* begin GIVEN RECORDS *

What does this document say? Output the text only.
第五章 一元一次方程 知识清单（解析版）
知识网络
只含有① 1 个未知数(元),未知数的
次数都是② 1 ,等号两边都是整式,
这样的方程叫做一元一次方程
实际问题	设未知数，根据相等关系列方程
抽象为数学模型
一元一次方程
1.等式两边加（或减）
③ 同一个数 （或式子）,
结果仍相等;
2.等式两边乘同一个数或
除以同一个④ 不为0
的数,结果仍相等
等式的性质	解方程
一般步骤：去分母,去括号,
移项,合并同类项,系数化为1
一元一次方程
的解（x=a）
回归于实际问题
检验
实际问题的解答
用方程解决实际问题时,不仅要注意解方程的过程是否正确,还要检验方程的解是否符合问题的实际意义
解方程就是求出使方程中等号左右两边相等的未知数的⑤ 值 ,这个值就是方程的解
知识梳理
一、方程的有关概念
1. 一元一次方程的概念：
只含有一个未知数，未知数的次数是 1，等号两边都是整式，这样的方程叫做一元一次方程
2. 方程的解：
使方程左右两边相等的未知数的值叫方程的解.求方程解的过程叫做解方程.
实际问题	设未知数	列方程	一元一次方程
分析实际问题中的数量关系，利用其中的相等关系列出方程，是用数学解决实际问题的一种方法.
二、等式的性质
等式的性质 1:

* end GIVEN RECORDS *

The listing above must be transcribed exactly, line by line.

**WRITTEN SOLUTION**
What does this document say? Output the text only.
第五章 一元一次方程 知识清单（解析版）
知识网络
只含有① 1 个未知数(元),未知数的
次数都是② 1 ,等号两边都是整式,
这样的方程叫做一元一次方程
实际问题	设未知数，根据相等关系列方程
抽象为数学模型
一元一次方程
1.等式两边加（或减）
③ 同一个数 （或式子）,
结果仍相等;
2.等式两边乘同一个数或
除以同一个④ 不为0
的数,结果仍相等
等式的性质	解方程
一般步骤：去分母,去括号,
移项,合并同类项,系数化为1
一元一次方程
的解（x=a）
回归于实际问题
检验
实际问题的解答
用方程解决实际问题时,不仅要注意解方程的过程是否正确,还要检验方程的解是否符合问题的实际意义
解方程就是求出使方程中等号左右两边相等的未知数的⑤ 值 ,这个值就是方程的解
知识梳理
一、方程的有关概念
1. 一元一次方程的概念：
只含有一个未知数，未知数的次数是 1，等号两边都是整式，这样的方程叫做一元一次方程
2. 方程的解：
使方程左右两边相等的未知数的值叫方程的解.求方程解的过程叫做解方程.
实际问题	设未知数	列方程	一元一次方程
分析实际问题中的数量关系，利用其中的相等关系列出方程，是用数学解决实际问题的一种方法.
二、等式的性质
等式的性质 1:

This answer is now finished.